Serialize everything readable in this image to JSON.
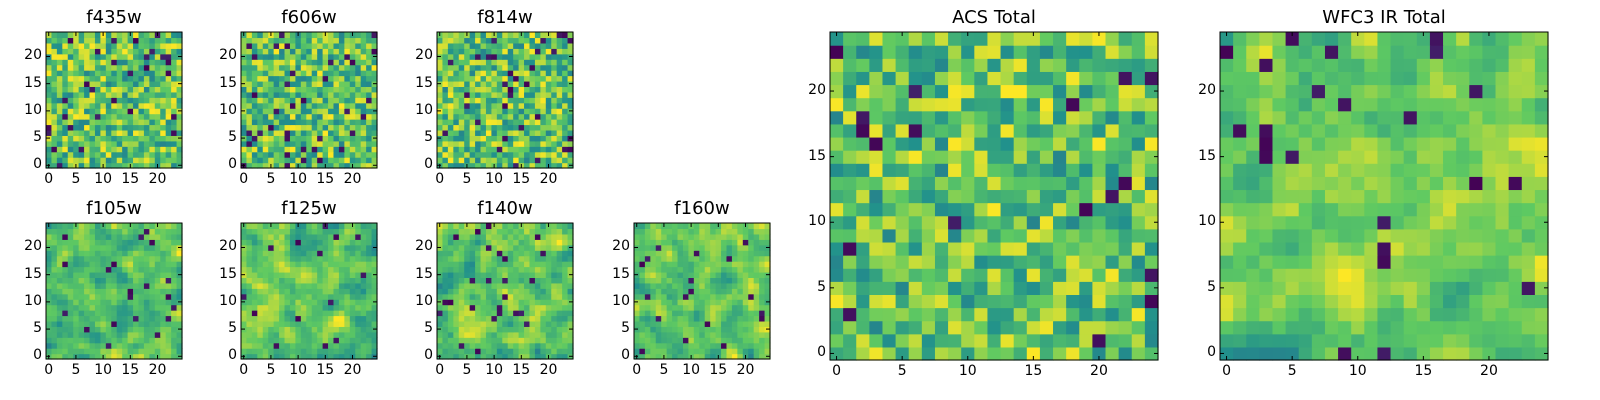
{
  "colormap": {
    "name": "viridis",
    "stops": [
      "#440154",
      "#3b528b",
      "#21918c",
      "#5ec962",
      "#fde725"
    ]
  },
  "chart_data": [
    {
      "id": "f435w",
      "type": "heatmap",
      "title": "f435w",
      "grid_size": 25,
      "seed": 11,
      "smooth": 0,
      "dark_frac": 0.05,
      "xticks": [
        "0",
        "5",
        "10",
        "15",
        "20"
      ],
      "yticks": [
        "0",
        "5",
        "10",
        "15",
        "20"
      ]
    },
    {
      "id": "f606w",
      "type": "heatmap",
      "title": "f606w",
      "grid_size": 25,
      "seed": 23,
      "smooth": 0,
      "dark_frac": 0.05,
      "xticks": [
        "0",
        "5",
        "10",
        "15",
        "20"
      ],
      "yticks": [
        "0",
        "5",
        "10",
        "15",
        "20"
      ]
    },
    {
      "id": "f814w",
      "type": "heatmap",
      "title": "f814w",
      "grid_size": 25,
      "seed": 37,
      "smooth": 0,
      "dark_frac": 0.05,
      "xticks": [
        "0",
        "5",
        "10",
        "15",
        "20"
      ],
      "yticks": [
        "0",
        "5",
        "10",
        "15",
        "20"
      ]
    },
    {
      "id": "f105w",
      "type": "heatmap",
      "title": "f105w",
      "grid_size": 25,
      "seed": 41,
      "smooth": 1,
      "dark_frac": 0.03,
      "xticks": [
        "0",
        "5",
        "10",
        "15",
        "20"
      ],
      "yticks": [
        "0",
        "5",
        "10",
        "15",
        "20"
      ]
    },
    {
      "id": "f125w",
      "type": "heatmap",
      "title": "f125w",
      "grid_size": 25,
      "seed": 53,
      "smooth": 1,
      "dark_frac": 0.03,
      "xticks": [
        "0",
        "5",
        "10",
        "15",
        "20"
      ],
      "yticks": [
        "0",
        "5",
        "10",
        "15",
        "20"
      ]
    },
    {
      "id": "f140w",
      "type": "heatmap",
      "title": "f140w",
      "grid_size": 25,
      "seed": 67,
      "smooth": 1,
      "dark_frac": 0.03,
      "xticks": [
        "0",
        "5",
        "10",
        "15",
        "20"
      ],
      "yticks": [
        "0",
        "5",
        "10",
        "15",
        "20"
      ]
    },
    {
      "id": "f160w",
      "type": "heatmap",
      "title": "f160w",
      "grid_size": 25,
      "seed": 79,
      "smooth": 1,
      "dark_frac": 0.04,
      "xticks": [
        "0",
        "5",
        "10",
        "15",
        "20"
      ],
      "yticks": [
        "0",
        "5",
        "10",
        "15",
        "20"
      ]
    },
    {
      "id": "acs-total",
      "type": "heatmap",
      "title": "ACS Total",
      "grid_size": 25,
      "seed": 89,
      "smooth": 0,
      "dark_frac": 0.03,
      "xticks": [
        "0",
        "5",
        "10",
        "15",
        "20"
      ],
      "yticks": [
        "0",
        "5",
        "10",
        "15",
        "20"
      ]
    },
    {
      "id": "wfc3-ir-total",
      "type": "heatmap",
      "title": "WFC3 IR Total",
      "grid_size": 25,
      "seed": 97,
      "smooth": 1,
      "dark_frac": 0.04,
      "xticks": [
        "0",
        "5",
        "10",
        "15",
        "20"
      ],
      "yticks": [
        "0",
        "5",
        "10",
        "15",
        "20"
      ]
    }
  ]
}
┄┄┄┄┄┄┄┄┄┄┄┄┄┄┄┄┄┄┄┄
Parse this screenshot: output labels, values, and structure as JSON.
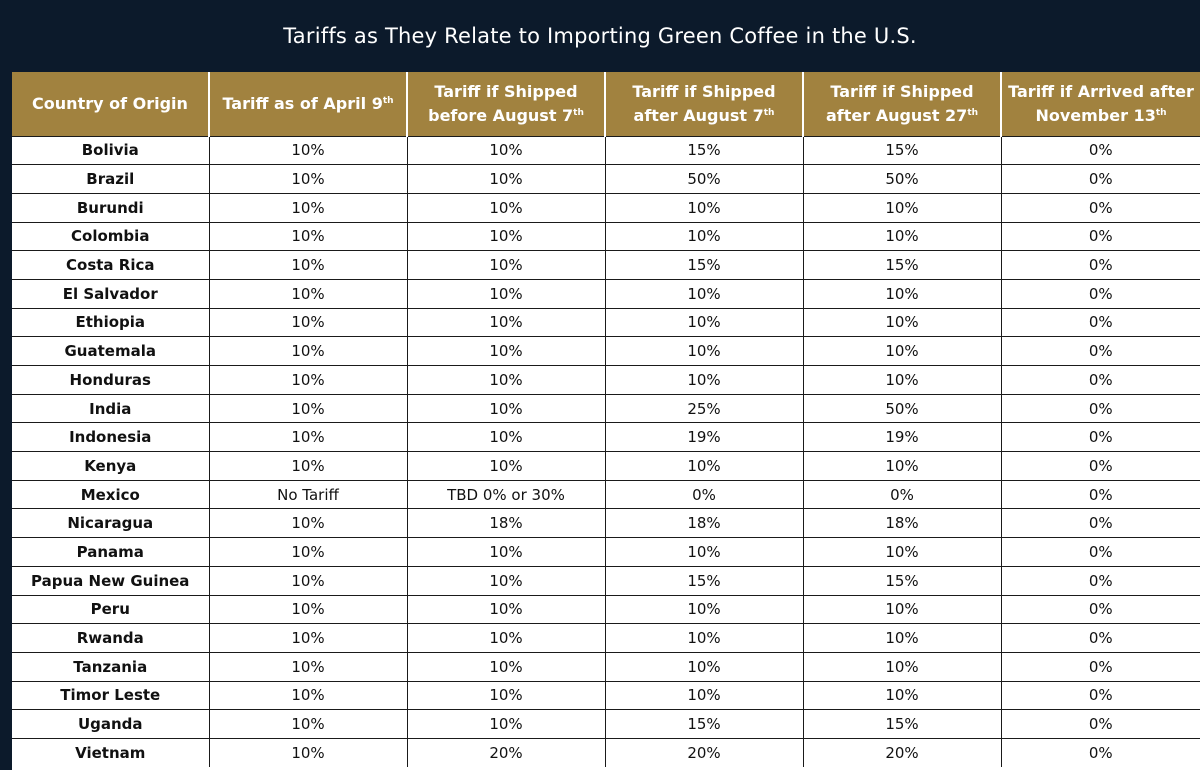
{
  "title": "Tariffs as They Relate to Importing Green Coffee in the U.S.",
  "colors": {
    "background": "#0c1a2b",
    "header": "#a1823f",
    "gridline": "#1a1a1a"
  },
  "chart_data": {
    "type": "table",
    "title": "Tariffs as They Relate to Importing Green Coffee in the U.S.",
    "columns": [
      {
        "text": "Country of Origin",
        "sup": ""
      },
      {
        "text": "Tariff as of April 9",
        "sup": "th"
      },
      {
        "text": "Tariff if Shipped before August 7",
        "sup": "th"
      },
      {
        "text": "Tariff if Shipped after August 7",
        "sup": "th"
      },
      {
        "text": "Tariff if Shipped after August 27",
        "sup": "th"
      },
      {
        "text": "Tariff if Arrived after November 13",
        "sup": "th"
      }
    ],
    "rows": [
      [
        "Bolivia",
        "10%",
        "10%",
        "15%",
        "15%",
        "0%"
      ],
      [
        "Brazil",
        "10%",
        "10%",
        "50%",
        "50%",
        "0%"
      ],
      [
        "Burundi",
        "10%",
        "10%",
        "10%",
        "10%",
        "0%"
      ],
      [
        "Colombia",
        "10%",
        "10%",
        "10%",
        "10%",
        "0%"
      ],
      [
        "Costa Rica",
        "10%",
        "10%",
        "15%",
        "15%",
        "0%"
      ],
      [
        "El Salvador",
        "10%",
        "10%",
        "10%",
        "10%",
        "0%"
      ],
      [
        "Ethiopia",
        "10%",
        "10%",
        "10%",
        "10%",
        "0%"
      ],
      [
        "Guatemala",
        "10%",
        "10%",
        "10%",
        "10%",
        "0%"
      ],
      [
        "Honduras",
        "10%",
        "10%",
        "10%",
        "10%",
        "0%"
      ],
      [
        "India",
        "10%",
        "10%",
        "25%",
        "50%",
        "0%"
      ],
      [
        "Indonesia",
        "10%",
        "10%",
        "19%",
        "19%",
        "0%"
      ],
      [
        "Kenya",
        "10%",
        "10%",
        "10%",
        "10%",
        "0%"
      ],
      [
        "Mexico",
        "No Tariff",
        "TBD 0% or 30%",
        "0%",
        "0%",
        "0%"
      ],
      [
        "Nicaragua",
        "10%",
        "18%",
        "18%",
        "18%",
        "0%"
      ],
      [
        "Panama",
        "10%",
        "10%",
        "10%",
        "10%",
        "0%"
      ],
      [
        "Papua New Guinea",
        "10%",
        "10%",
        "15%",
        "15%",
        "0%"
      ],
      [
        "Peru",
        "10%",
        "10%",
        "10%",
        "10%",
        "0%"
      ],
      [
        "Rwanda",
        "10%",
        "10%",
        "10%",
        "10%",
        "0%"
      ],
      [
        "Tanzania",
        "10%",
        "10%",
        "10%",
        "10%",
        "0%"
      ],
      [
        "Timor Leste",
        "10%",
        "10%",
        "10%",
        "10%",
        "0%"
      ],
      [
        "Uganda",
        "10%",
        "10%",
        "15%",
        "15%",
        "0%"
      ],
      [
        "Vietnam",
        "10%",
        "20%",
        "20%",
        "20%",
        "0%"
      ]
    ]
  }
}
┄┄┄┄┄┄┄┄┄┄┄┄┄┄┄┄┄┄┄┄
_EXERCISE_.
Look through the data above. Copy every line with the string "this" in it.

_SOLUTION TO THE EXERCISE_.
Serialize everything readable in this image to JSON.
Parse this screenshot: output labels, values, and structure as JSON.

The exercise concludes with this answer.